SET PROBLEM: Find each line containing the word "customers" and report how many there are. Add nothing else.

****************************************

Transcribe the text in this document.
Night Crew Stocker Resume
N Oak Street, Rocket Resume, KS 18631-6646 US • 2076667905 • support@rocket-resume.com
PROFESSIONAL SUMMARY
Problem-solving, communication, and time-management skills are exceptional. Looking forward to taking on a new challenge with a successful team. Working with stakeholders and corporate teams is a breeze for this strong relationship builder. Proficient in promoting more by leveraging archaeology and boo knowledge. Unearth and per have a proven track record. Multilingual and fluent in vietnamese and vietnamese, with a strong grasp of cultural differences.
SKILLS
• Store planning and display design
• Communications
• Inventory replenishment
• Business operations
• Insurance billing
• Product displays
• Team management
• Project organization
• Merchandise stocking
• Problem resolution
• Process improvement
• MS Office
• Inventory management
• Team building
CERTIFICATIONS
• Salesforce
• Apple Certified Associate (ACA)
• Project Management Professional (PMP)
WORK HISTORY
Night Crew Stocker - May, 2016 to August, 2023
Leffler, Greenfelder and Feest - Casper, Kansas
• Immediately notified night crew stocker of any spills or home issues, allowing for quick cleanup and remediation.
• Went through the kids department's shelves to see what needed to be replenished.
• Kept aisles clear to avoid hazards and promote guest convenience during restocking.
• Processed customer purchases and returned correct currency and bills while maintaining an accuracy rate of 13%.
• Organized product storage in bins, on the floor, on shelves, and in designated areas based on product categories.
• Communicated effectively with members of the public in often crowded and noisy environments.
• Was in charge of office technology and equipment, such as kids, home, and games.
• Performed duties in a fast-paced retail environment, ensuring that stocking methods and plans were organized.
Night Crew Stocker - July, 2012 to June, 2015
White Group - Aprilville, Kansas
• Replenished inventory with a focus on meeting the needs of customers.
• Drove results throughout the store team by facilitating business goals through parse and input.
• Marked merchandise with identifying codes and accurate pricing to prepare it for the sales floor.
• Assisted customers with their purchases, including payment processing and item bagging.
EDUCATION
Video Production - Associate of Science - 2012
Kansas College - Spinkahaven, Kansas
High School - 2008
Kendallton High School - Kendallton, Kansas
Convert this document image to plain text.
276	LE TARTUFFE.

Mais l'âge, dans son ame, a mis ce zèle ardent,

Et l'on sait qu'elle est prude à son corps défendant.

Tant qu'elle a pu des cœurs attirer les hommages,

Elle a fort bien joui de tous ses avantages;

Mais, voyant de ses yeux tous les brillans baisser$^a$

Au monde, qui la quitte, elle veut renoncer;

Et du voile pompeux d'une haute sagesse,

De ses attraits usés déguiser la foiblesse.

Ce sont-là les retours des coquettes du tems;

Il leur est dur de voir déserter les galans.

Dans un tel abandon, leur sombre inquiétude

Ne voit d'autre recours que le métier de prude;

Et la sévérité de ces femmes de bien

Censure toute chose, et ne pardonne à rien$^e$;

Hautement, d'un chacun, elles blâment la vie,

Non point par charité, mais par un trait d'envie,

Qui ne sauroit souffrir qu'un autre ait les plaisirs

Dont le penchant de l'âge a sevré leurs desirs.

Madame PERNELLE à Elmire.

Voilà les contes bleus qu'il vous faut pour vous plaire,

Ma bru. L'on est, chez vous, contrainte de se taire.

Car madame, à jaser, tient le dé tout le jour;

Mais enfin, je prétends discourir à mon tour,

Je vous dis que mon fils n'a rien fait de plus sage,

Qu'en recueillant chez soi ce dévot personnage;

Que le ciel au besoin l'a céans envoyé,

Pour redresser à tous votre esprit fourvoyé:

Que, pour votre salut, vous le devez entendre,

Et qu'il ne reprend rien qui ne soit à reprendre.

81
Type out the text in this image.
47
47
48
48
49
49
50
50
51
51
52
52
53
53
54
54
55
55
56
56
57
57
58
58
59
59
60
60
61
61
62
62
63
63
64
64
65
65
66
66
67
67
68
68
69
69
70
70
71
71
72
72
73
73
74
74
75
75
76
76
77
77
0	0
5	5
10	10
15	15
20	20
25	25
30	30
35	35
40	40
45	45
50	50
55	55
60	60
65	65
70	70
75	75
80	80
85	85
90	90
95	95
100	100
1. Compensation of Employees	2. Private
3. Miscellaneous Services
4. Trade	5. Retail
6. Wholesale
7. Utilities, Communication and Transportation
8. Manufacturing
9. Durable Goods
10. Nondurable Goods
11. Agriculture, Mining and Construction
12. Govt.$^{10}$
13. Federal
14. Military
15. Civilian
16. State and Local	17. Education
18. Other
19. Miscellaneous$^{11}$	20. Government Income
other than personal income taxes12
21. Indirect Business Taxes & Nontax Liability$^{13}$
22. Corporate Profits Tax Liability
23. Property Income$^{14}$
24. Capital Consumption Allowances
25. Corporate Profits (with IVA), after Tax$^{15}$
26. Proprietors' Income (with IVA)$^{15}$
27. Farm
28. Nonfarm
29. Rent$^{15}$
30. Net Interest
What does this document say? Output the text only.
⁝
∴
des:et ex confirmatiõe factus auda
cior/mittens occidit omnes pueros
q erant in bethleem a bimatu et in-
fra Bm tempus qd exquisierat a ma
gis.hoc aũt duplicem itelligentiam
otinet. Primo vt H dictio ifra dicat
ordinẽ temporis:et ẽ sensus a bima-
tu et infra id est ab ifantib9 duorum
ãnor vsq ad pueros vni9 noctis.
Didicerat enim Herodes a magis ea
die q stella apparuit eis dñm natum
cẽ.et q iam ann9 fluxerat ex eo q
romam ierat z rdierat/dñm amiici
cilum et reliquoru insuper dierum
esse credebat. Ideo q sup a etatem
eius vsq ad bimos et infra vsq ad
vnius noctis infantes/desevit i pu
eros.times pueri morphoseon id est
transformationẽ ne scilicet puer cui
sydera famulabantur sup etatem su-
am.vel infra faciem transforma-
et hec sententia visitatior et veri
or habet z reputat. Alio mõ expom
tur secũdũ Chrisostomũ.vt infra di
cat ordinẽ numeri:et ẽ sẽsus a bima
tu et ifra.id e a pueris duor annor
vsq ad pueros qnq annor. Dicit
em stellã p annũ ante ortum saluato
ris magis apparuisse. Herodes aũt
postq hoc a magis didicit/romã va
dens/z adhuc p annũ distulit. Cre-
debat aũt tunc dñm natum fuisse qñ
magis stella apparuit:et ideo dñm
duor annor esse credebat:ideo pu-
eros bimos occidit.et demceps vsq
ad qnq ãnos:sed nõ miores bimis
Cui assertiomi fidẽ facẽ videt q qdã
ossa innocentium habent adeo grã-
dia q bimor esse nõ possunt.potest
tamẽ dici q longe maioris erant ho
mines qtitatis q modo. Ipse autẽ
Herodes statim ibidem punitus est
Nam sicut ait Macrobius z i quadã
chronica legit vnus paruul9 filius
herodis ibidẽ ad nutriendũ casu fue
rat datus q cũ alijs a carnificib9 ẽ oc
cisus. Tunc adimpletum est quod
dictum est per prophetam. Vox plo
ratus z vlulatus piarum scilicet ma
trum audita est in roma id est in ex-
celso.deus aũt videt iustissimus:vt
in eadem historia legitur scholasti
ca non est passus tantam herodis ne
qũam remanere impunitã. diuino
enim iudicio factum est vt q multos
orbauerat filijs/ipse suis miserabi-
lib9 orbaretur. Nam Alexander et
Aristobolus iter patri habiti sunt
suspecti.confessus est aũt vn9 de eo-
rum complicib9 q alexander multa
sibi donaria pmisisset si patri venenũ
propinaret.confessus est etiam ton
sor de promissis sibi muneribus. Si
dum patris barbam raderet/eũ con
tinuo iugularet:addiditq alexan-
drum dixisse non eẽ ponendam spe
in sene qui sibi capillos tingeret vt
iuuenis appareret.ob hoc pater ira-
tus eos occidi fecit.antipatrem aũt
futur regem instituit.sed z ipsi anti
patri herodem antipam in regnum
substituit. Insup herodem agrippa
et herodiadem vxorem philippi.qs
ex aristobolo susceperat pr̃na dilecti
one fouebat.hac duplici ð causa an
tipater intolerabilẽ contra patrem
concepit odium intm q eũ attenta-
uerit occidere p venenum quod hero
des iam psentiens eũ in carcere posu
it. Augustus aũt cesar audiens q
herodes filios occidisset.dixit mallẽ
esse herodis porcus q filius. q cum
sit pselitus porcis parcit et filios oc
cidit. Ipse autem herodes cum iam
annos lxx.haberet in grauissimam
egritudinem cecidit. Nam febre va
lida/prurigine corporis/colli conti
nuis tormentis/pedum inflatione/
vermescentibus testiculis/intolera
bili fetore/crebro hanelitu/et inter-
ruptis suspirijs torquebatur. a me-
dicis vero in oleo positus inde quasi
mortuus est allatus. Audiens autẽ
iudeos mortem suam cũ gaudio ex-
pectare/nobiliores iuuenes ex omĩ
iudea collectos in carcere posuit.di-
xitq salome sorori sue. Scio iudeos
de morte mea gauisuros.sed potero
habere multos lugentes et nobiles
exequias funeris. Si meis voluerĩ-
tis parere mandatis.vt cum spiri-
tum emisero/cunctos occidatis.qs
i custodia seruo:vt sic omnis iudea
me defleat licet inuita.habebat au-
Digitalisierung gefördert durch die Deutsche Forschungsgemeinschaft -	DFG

****************************************

SOLUTION TO THE EXERCISE: 2